Could you write out every record below exactly, leaving out any pictures?

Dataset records
----
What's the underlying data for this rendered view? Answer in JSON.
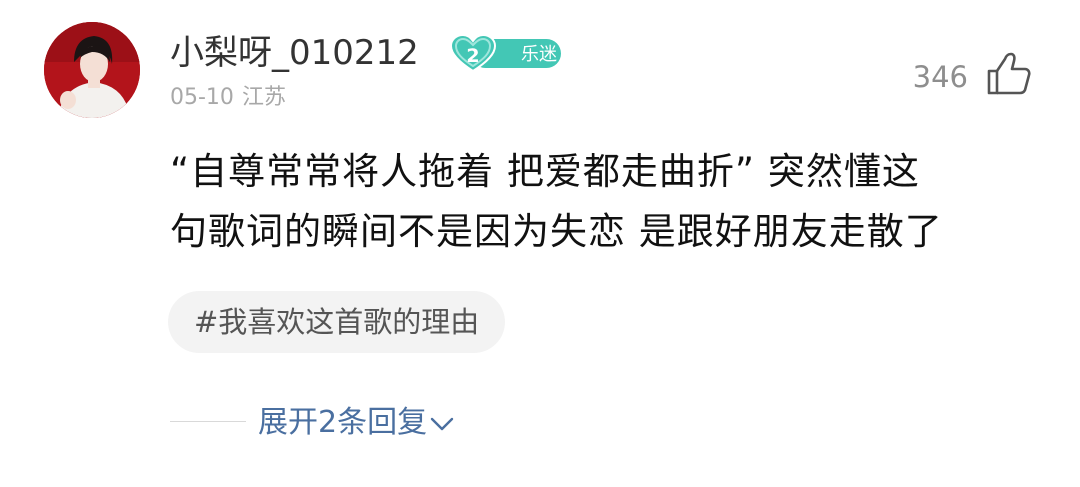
{
  "comment": {
    "user": {
      "name": "小梨呀_010212",
      "badge_level": "2",
      "badge_label": "乐迷"
    },
    "date": "05-10",
    "location": "江苏",
    "likes": "346",
    "text_lines": [
      "“自尊常常将人拖着 把爱都走曲折” 突然懂这",
      "句歌词的瞬间不是因为失恋 是跟好朋友走散了"
    ],
    "topic_tag": "#我喜欢这首歌的理由",
    "expand_replies_label": "展开2条回复",
    "icons": {
      "like": "thumbs-up-icon",
      "expand": "chevron-down-icon",
      "badge": "heart-badge-icon"
    }
  },
  "colors": {
    "badge": "#43c7b5",
    "link": "#4a6fa0",
    "meta": "#a8a8a8"
  }
}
----
Completed task —
What's the underlying data for this rendered view? Answer in JSON.
{
  "comment": {
    "user": {
      "name": "小梨呀_010212",
      "badge_level": "2",
      "badge_label": "乐迷"
    },
    "date": "05-10",
    "location": "江苏",
    "likes": "346",
    "text_lines": [
      "“自尊常常将人拖着 把爱都走曲折” 突然懂这",
      "句歌词的瞬间不是因为失恋 是跟好朋友走散了"
    ],
    "topic_tag": "#我喜欢这首歌的理由",
    "expand_replies_label": "展开2条回复",
    "icons": {
      "like": "thumbs-up-icon",
      "expand": "chevron-down-icon",
      "badge": "heart-badge-icon"
    }
  },
  "colors": {
    "badge": "#43c7b5",
    "link": "#4a6fa0",
    "meta": "#a8a8a8"
  }
}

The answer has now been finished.